[TASK DIRECTIONS]: Find the lines holding "себя" and copy them.

## Start SUPPLIED MATERIAL

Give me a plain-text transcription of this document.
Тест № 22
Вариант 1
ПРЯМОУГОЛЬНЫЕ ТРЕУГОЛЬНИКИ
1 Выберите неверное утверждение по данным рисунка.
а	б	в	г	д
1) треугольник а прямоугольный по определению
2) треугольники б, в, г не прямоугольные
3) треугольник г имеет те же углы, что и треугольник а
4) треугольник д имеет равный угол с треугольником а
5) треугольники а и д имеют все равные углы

## End SUPPLIED MATERIAL
## Start SUPPLIED MATERIAL

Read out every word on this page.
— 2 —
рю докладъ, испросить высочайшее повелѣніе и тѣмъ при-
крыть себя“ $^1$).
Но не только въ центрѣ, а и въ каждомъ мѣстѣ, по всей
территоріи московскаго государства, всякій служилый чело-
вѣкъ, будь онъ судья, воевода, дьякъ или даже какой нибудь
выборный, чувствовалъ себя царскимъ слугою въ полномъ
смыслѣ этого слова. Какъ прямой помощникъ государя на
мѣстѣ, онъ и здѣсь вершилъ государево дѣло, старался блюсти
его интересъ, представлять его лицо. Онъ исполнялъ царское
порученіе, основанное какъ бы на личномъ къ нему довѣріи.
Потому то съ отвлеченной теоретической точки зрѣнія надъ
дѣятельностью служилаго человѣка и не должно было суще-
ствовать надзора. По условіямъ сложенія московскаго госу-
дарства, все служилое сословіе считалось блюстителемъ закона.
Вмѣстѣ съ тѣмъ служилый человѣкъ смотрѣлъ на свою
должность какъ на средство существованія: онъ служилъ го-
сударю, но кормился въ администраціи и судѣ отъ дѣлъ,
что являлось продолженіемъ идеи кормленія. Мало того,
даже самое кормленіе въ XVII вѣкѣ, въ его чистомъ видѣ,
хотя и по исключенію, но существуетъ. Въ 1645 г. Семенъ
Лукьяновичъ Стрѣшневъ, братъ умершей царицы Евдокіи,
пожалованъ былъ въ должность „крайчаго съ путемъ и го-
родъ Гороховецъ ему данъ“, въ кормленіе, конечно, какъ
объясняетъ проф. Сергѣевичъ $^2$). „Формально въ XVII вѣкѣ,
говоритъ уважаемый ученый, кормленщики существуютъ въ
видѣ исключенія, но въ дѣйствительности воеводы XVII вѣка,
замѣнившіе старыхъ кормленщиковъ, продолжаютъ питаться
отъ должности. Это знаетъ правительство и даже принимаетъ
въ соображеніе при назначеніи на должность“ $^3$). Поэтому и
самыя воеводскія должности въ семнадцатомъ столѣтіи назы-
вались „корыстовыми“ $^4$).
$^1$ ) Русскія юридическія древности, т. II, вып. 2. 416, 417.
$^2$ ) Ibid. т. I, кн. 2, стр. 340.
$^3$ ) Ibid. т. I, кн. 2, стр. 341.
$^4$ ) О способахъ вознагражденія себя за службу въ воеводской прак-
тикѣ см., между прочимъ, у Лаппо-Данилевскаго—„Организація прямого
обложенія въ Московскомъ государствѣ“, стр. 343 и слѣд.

## End SUPPLIED MATERIAL

[TASK OUTPUT]:
крыть себя“ $^1$).
выборный, чувствовалъ себя царскимъ слугою въ полномъ
$^4$ ) О способахъ вознагражденія себя за службу въ воеводской прак-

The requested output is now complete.